[INPUT DATA]
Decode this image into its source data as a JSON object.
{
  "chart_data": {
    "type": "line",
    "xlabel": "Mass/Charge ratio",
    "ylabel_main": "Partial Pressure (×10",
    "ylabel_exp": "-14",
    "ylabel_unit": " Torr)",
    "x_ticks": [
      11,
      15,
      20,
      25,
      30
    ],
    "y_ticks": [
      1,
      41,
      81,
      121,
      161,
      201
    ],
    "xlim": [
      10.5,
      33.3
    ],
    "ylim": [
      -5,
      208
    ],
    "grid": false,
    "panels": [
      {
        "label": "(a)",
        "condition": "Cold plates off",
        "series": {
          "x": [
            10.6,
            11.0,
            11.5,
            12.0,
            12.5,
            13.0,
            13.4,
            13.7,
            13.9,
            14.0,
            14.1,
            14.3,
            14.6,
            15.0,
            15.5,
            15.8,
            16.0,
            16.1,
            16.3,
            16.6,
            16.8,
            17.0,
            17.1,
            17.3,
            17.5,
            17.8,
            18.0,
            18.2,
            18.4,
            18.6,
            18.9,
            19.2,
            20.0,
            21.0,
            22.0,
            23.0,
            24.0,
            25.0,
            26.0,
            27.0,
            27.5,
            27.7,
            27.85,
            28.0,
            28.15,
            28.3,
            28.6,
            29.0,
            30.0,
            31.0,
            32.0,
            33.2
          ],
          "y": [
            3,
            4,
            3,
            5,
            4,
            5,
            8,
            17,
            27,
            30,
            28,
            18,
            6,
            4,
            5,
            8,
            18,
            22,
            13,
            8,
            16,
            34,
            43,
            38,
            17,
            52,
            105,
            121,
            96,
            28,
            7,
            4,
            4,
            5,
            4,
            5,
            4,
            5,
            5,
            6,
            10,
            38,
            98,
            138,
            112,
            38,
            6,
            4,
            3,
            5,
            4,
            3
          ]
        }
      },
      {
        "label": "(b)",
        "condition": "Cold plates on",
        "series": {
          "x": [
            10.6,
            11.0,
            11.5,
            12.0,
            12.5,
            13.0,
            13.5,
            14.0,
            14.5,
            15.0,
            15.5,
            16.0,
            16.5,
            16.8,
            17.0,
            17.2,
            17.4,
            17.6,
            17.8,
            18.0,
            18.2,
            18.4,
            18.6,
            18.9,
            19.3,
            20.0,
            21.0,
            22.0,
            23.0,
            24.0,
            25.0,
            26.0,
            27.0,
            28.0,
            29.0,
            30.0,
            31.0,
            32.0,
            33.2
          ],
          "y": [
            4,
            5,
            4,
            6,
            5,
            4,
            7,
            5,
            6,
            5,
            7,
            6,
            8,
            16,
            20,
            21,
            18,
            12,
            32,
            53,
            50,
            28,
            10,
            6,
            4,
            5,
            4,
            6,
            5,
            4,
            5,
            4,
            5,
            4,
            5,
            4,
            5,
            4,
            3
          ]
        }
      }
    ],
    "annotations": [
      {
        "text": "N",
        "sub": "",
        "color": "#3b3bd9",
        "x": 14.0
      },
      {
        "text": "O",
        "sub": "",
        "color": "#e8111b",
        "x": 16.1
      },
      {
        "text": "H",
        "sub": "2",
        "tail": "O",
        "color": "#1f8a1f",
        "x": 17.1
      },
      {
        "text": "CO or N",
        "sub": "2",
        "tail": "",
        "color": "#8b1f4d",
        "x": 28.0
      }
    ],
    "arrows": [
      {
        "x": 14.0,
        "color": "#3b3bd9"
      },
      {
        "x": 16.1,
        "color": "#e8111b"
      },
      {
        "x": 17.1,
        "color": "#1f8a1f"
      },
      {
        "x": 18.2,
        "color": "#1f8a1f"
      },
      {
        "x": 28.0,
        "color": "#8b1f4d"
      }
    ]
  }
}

[WORK INSTRUCTIONS]
Locate the word "condition" in the entries, and copy every line where it is found.

[OUTPUT BELOW]
        "condition": "Cold plates off",
        "condition": "Cold plates on",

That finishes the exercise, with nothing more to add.